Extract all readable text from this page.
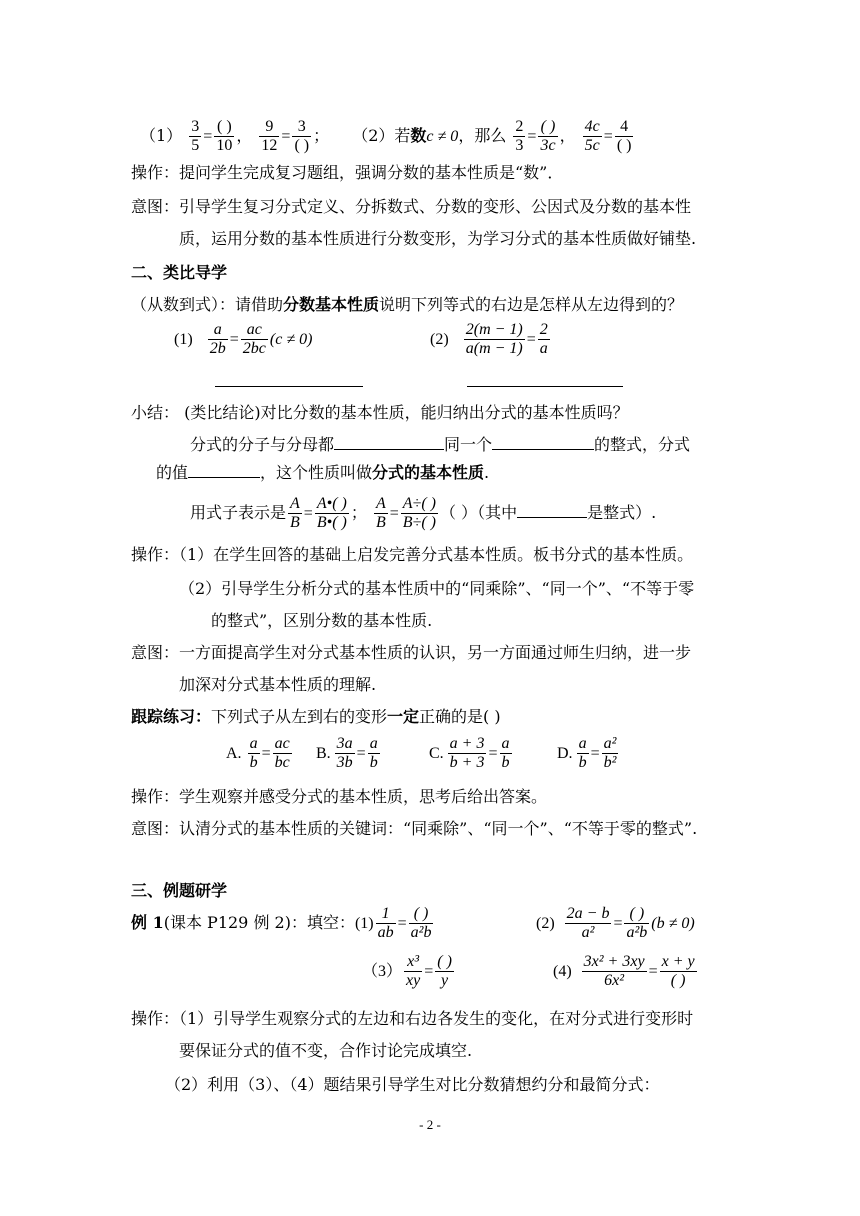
$(1) \frac{3}{5} = \frac{( )}{10}$ ， $\frac{9}{12} = \frac{3}{( )}$ ； （2）若数c ≠ 0，那么 $\frac{2}{3} = \frac{( )}{3c}$ ， $\frac{4c}{5c} = \frac{4}{( )}$
操作：提问学生完成复习题组，强调分数的基本性质是“数”．
意图：引导学生复习分式定义、分拆数式、分数的变形、公因式及分数的基本性
质，运用分数的基本性质进行分数变形，为学习分式的基本性质做好铺垫.
二、类比导学
（从数到式）：请借助分数基本性质说明下列等式的右边是怎样从左边得到的？
$(1) \frac{a}{2b} = \frac{ac}{2bc} (c \ne 0)$	$(2) \frac{2(m - 1)}{a(m - 1)} = \frac{2}{a}$
小结： (类比结论)对比分数的基本性质，能归纳出分式的基本性质吗？
分式的分子与分母都	同一个	的整式，分式
的值	，这个性质叫做分式的基本性质.
用式子表示是 $\frac{A}{B} = \frac{A•( )}{B•( )}$ ； $\frac{A}{B} = \frac{A\div( )}{B\div( )}$ （ ）（其中	是整式）.
操作：（1）在学生回答的基础上启发完善分式基本性质。板书分式的基本性质。
（2）引导学生分析分式的基本性质中的“同乘除”、“同一个”、“不等于零
的整式”，区别分数的基本性质.
意图：一方面提高学生对分式基本性质的认识，另一方面通过师生归纳，进一步
加深对分式基本性质的理解.
跟踪练习：下列式子从左到右的变形一定正确的是( )
A. $\frac{a}{b} = \frac{ac}{bc} B$. $\frac{3a}{3b} = \frac{a}{b}$	C. $\frac{a + 3}{b + 3} = \frac{a}{b}$	D. $\frac{a}{b} = \frac{\text{a²}}{\text{b²}}$
操作：学生观察并感受分式的基本性质，思考后给出答案。
意图：认清分式的基本性质的关键词：“同乘除”、“同一个”、“不等于零的整式”.
三、例题研学
例 1(课本 P129 例 2)：填空：$(1) \frac{1}{ab} = \frac{( )}{\text{a²b}}$	$(2) \frac{2a - b}{\text{a²}} = \frac{( )}{\text{a²b}} (b \ne 0)$
$(3) \frac{\text{x³}}{xy} = \frac{( )}{y}$	$(4) \frac{\text{3x² + 3xy}}{\text{6x²}} = \frac{x + y}{( )}$
操作：（1）引导学生观察分式的左边和右边各发生的变化，在对分式进行变形时
要保证分式的值不变，合作讨论完成填空.
（2）利用（3）、（4）题结果引导学生对比分数猜想约分和最简分式：
- 2 -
:::
** Work to do **
Return each line where "text" shows up.

** Answer to this exercise **
Extract all readable text from this page.
A. $\frac{a}{b} = \frac{ac}{bc} B$. $\frac{3a}{3b} = \frac{a}{b}$	C. $\frac{a + 3}{b + 3} = \frac{a}{b}$	D. $\frac{a}{b} = \frac{\text{a²}}{\text{b²}}$
例 1(课本 P129 例 2)：填空：$(1) \frac{1}{ab} = \frac{( )}{\text{a²b}}$	$(2) \frac{2a - b}{\text{a²}} = \frac{( )}{\text{a²b}} (b \ne 0)$
$(3) \frac{\text{x³}}{xy} = \frac{( )}{y}$	$(4) \frac{\text{3x² + 3xy}}{\text{6x²}} = \frac{x + y}{( )}$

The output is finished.